* TASK DETAILS
Every line of the material below must be repeated exactly.

* PROVIDED MATERIAL
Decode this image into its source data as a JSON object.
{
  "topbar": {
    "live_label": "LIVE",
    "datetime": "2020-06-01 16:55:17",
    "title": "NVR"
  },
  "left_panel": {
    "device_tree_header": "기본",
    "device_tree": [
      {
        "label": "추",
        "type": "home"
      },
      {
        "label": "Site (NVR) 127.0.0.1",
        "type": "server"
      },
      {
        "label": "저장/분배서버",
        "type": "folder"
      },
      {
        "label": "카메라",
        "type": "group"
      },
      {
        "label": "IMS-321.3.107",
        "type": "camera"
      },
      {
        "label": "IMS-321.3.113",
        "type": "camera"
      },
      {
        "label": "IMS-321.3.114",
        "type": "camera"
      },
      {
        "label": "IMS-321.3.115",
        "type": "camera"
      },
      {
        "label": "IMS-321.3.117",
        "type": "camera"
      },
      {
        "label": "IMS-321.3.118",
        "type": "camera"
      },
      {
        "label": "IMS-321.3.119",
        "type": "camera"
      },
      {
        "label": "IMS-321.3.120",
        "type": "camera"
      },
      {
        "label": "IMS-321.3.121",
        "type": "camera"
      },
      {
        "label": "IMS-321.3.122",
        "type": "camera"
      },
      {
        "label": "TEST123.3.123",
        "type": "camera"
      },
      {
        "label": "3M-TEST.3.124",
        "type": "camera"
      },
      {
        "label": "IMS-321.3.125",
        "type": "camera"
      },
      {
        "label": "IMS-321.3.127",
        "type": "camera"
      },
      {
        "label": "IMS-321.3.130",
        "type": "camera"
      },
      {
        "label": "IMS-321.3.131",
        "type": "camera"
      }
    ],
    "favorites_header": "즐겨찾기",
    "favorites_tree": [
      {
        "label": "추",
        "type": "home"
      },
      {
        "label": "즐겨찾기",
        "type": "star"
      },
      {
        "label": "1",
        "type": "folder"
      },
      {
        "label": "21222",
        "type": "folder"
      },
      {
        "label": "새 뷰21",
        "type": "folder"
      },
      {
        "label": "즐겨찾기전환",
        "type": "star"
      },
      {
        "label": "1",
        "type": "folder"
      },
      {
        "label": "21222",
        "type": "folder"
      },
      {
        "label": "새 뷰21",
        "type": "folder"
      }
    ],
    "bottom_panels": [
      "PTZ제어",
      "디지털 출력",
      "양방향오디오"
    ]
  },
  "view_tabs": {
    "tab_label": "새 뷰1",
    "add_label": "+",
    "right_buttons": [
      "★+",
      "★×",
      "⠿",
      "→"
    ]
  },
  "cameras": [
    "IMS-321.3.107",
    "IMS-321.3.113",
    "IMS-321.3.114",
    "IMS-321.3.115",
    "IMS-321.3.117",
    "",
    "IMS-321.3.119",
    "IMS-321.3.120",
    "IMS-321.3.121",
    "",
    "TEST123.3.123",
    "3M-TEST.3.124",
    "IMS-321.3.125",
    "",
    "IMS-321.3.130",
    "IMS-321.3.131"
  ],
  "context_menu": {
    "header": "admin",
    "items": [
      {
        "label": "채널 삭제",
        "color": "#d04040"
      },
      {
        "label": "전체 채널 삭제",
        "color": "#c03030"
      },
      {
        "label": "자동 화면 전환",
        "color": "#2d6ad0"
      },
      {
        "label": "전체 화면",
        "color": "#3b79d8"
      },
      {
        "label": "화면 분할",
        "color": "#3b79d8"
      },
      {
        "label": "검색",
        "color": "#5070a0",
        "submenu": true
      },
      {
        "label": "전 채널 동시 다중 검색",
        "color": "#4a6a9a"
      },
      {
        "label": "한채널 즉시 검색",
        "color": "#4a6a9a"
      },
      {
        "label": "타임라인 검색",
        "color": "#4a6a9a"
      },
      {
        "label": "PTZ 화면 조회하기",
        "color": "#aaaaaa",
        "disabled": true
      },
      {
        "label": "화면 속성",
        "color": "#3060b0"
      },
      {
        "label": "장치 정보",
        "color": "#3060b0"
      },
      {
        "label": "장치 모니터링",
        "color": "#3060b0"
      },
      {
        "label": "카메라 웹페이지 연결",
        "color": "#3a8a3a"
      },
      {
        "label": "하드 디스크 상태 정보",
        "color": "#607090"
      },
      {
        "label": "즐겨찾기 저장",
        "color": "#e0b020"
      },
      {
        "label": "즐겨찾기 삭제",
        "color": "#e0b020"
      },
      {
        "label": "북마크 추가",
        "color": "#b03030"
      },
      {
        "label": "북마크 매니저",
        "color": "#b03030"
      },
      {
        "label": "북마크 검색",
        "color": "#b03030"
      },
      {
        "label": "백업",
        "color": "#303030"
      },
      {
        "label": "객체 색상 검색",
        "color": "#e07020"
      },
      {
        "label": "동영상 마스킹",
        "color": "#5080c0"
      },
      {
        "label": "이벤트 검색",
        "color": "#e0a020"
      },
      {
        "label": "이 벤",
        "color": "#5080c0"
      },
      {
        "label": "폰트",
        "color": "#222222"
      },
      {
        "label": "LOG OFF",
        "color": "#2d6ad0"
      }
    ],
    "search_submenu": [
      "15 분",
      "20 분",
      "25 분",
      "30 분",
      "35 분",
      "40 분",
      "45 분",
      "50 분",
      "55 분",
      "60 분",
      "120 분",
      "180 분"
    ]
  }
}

* SOLVED PROBLEM
Decode this image into its source data as a JSON object.
{
  "topbar": {
    "live_label": "LIVE",
    "datetime": "2020-06-01 16:55:17",
    "title": "NVR"
  },
  "left_panel": {
    "device_tree_header": "기본",
    "device_tree": [
      {
        "label": "추",
        "type": "home"
      },
      {
        "label": "Site (NVR) 127.0.0.1",
        "type": "server"
      },
      {
        "label": "저장/분배서버",
        "type": "folder"
      },
      {
        "label": "카메라",
        "type": "group"
      },
      {
        "label": "IMS-321.3.107",
        "type": "camera"
      },
      {
        "label": "IMS-321.3.113",
        "type": "camera"
      },
      {
        "label": "IMS-321.3.114",
        "type": "camera"
      },
      {
        "label": "IMS-321.3.115",
        "type": "camera"
      },
      {
        "label": "IMS-321.3.117",
        "type": "camera"
      },
      {
        "label": "IMS-321.3.118",
        "type": "camera"
      },
      {
        "label": "IMS-321.3.119",
        "type": "camera"
      },
      {
        "label": "IMS-321.3.120",
        "type": "camera"
      },
      {
        "label": "IMS-321.3.121",
        "type": "camera"
      },
      {
        "label": "IMS-321.3.122",
        "type": "camera"
      },
      {
        "label": "TEST123.3.123",
        "type": "camera"
      },
      {
        "label": "3M-TEST.3.124",
        "type": "camera"
      },
      {
        "label": "IMS-321.3.125",
        "type": "camera"
      },
      {
        "label": "IMS-321.3.127",
        "type": "camera"
      },
      {
        "label": "IMS-321.3.130",
        "type": "camera"
      },
      {
        "label": "IMS-321.3.131",
        "type": "camera"
      }
    ],
    "favorites_header": "즐겨찾기",
    "favorites_tree": [
      {
        "label": "추",
        "type": "home"
      },
      {
        "label": "즐겨찾기",
        "type": "star"
      },
      {
        "label": "1",
        "type": "folder"
      },
      {
        "label": "21222",
        "type": "folder"
      },
      {
        "label": "새 뷰21",
        "type": "folder"
      },
      {
        "label": "즐겨찾기전환",
        "type": "star"
      },
      {
        "label": "1",
        "type": "folder"
      },
      {
        "label": "21222",
        "type": "folder"
      },
      {
        "label": "새 뷰21",
        "type": "folder"
      }
    ],
    "bottom_panels": [
      "PTZ제어",
      "디지털 출력",
      "양방향오디오"
    ]
  },
  "view_tabs": {
    "tab_label": "새 뷰1",
    "add_label": "+",
    "right_buttons": [
      "★+",
      "★×",
      "⠿",
      "→"
    ]
  },
  "cameras": [
    "IMS-321.3.107",
    "IMS-321.3.113",
    "IMS-321.3.114",
    "IMS-321.3.115",
    "IMS-321.3.117",
    "",
    "IMS-321.3.119",
    "IMS-321.3.120",
    "IMS-321.3.121",
    "",
    "TEST123.3.123",
    "3M-TEST.3.124",
    "IMS-321.3.125",
    "",
    "IMS-321.3.130",
    "IMS-321.3.131"
  ],
  "context_menu": {
    "header": "admin",
    "items": [
      {
        "label": "채널 삭제",
        "color": "#d04040"
      },
      {
        "label": "전체 채널 삭제",
        "color": "#c03030"
      },
      {
        "label": "자동 화면 전환",
        "color": "#2d6ad0"
      },
      {
        "label": "전체 화면",
        "color": "#3b79d8"
      },
      {
        "label": "화면 분할",
        "color": "#3b79d8"
      },
      {
        "label": "검색",
        "color": "#5070a0",
        "submenu": true
      },
      {
        "label": "전 채널 동시 다중 검색",
        "color": "#4a6a9a"
      },
      {
        "label": "한채널 즉시 검색",
        "color": "#4a6a9a"
      },
      {
        "label": "타임라인 검색",
        "color": "#4a6a9a"
      },
      {
        "label": "PTZ 화면 조회하기",
        "color": "#aaaaaa",
        "disabled": true
      },
      {
        "label": "화면 속성",
        "color": "#3060b0"
      },
      {
        "label": "장치 정보",
        "color": "#3060b0"
      },
      {
        "label": "장치 모니터링",
        "color": "#3060b0"
      },
      {
        "label": "카메라 웹페이지 연결",
        "color": "#3a8a3a"
      },
      {
        "label": "하드 디스크 상태 정보",
        "color": "#607090"
      },
      {
        "label": "즐겨찾기 저장",
        "color": "#e0b020"
      },
      {
        "label": "즐겨찾기 삭제",
        "color": "#e0b020"
      },
      {
        "label": "북마크 추가",
        "color": "#b03030"
      },
      {
        "label": "북마크 매니저",
        "color": "#b03030"
      },
      {
        "label": "북마크 검색",
        "color": "#b03030"
      },
      {
        "label": "백업",
        "color": "#303030"
      },
      {
        "label": "객체 색상 검색",
        "color": "#e07020"
      },
      {
        "label": "동영상 마스킹",
        "color": "#5080c0"
      },
      {
        "label": "이벤트 검색",
        "color": "#e0a020"
      },
      {
        "label": "이 벤",
        "color": "#5080c0"
      },
      {
        "label": "폰트",
        "color": "#222222"
      },
      {
        "label": "LOG OFF",
        "color": "#2d6ad0"
      }
    ],
    "search_submenu": [
      "15 분",
      "20 분",
      "25 분",
      "30 분",
      "35 분",
      "40 분",
      "45 분",
      "50 분",
      "55 분",
      "60 분",
      "120 분",
      "180 분"
    ]
  }
}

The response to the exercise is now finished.